** Start RECORDS FOR THIS TASK **

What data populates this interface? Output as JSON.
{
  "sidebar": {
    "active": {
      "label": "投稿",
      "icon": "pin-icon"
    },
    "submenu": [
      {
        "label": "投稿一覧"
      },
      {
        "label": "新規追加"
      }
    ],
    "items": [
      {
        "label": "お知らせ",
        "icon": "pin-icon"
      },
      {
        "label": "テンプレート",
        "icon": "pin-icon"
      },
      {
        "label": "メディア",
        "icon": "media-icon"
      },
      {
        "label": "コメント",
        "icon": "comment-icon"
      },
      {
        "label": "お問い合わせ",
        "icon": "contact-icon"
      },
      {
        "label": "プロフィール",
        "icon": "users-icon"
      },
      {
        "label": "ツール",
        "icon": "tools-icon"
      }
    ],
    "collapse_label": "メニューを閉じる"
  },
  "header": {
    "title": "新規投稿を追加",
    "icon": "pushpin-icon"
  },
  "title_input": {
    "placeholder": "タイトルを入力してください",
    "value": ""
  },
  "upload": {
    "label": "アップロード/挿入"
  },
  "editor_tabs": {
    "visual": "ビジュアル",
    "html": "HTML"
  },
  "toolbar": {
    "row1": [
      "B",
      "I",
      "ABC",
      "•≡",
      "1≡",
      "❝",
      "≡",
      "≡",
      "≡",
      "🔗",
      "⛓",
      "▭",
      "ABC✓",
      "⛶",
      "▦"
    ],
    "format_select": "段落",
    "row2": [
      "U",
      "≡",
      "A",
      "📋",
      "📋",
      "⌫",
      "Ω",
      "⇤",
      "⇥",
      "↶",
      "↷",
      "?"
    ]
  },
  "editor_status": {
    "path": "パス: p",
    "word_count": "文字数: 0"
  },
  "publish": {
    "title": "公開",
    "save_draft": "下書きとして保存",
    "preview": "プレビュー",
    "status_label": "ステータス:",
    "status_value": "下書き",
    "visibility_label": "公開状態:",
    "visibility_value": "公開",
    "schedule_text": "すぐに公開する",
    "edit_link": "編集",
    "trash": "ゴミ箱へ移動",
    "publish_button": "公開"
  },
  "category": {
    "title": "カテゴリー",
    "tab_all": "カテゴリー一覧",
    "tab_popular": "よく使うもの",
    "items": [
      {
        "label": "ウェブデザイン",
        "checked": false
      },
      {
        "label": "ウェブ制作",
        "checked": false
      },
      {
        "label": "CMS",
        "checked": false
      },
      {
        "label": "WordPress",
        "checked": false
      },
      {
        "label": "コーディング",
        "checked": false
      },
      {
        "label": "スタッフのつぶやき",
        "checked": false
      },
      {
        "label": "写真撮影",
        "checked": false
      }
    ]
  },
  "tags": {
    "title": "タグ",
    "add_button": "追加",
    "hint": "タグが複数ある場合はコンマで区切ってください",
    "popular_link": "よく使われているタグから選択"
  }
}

** End RECORDS FOR THIS TASK **

AIM
Using the listing, collect all lines in which the string "icon" is found.

RESULT OF THE TASK
      "icon": "pin-icon"
        "icon": "pin-icon"
        "icon": "pin-icon"
        "icon": "media-icon"
        "icon": "comment-icon"
        "icon": "contact-icon"
        "icon": "users-icon"
        "icon": "tools-icon"
    "icon": "pushpin-icon"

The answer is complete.